> [EXERCISE] Give the number of lines in the entries that contain "NORTH". State only the count.

> [DATASET]

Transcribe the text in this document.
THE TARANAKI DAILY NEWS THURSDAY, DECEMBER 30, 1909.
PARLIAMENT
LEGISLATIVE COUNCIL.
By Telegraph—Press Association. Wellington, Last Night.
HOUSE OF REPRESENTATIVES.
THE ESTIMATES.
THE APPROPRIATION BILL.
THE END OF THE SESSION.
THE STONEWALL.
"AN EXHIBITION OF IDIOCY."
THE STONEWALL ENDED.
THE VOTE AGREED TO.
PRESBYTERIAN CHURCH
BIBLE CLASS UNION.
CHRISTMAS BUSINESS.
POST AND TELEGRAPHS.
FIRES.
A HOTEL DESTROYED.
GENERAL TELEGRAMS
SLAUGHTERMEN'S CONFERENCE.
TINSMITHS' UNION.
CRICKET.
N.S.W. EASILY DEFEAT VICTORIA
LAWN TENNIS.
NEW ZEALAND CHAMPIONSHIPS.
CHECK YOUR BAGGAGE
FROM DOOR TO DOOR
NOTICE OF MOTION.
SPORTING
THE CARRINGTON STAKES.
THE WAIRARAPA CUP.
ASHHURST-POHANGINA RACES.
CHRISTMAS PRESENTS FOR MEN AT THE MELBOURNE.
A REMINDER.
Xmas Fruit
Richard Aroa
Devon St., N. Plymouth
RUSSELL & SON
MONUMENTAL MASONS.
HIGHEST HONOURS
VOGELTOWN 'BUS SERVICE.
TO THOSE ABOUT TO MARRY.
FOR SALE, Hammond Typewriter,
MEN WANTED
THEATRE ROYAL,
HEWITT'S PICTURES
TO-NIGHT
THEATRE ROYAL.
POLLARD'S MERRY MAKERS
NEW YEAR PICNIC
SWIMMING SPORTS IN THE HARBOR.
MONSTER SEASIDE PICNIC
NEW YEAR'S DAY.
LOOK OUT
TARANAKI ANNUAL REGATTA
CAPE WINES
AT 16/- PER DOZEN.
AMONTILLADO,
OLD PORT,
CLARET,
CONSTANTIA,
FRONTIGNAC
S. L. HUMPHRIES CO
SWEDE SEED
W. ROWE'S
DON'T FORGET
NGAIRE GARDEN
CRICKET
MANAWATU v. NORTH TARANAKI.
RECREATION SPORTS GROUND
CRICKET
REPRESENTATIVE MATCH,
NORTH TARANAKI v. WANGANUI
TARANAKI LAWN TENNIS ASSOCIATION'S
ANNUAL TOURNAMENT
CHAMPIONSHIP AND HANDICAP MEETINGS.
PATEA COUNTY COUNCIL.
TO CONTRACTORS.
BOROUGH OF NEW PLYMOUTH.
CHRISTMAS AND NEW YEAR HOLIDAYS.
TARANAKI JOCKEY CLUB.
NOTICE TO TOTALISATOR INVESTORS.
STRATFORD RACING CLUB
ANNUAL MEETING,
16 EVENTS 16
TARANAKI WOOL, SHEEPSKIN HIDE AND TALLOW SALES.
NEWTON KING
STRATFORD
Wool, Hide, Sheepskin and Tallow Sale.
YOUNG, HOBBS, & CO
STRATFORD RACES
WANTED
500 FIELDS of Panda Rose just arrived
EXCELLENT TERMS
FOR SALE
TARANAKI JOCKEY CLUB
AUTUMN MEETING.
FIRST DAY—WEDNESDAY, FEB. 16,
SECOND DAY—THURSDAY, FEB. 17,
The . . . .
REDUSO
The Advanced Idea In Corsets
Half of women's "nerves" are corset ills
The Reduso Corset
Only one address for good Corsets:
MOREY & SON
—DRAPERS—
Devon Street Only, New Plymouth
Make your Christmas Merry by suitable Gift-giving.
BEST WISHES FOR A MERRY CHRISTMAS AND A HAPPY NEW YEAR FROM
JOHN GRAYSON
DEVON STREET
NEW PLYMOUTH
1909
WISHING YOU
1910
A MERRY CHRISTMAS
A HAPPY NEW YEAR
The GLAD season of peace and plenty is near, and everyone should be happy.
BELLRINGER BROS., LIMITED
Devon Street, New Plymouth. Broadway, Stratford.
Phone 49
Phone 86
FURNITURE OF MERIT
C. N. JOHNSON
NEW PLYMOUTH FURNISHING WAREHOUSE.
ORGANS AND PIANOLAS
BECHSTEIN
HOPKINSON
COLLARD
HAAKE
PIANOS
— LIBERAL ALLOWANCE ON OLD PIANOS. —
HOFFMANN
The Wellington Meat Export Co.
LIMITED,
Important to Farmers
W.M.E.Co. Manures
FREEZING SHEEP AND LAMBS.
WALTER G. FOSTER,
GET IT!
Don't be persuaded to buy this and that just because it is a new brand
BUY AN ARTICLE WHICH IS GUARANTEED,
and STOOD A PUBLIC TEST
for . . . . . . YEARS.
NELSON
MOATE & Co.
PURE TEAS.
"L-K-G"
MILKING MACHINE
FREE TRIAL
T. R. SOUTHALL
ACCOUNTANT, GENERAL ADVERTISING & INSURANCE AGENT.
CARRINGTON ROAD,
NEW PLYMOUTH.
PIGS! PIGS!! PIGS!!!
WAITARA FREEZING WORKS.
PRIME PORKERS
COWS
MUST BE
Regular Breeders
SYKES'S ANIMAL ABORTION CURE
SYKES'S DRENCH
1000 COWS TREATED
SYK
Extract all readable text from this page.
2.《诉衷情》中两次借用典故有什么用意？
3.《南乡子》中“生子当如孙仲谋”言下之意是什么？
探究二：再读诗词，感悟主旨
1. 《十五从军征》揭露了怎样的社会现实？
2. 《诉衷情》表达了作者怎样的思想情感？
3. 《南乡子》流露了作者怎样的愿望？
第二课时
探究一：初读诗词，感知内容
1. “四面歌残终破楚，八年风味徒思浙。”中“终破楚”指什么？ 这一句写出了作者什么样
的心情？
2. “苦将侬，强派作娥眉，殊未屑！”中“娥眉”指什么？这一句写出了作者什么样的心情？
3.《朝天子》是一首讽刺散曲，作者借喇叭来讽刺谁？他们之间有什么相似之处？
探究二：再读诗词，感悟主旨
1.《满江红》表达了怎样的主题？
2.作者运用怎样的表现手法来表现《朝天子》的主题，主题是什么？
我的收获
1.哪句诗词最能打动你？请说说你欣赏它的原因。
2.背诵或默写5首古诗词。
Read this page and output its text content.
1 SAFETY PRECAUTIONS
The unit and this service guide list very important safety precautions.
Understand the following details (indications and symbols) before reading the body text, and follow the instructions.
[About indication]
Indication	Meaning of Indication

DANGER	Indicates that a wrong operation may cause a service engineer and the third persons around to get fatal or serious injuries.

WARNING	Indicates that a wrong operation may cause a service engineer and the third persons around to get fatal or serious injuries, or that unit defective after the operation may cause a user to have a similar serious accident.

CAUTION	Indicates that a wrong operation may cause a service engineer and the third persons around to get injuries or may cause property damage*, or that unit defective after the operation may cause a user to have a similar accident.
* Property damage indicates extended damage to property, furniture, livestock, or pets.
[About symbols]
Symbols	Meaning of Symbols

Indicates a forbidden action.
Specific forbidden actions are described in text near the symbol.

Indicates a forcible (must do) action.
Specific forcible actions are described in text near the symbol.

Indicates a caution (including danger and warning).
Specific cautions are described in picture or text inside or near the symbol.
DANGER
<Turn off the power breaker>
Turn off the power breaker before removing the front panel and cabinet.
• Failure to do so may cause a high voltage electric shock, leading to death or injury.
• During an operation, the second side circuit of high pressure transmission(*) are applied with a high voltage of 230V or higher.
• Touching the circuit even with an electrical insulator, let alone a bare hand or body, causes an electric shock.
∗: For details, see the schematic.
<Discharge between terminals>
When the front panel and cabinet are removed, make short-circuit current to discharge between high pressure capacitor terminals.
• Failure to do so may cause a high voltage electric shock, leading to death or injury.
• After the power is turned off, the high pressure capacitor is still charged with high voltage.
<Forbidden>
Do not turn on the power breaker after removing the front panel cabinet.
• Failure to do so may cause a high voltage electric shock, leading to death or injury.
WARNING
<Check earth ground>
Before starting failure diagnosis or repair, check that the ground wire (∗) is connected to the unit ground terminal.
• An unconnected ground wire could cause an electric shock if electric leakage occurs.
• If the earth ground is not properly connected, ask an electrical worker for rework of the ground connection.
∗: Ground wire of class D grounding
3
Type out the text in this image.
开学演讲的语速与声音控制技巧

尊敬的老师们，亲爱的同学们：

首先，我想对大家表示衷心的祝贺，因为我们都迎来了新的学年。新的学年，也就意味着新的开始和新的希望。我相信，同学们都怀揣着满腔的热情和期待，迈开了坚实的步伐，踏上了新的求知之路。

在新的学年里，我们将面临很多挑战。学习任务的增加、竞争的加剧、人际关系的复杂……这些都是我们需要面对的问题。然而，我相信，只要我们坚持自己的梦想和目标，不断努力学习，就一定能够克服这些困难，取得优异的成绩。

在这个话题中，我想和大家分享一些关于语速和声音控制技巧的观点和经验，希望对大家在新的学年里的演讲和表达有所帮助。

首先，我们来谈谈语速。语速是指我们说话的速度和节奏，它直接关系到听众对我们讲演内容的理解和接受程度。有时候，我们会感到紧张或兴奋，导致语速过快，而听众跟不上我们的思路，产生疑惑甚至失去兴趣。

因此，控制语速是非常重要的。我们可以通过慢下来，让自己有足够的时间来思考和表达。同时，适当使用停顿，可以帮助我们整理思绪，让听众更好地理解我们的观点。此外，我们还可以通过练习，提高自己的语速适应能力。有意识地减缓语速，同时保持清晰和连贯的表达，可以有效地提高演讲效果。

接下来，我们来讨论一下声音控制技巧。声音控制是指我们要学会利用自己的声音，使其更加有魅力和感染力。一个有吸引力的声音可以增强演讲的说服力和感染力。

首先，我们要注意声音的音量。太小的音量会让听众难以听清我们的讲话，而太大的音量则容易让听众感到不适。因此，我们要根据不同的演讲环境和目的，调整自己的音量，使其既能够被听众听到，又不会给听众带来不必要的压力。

> [ANSWER TO THE PROBLEM] 2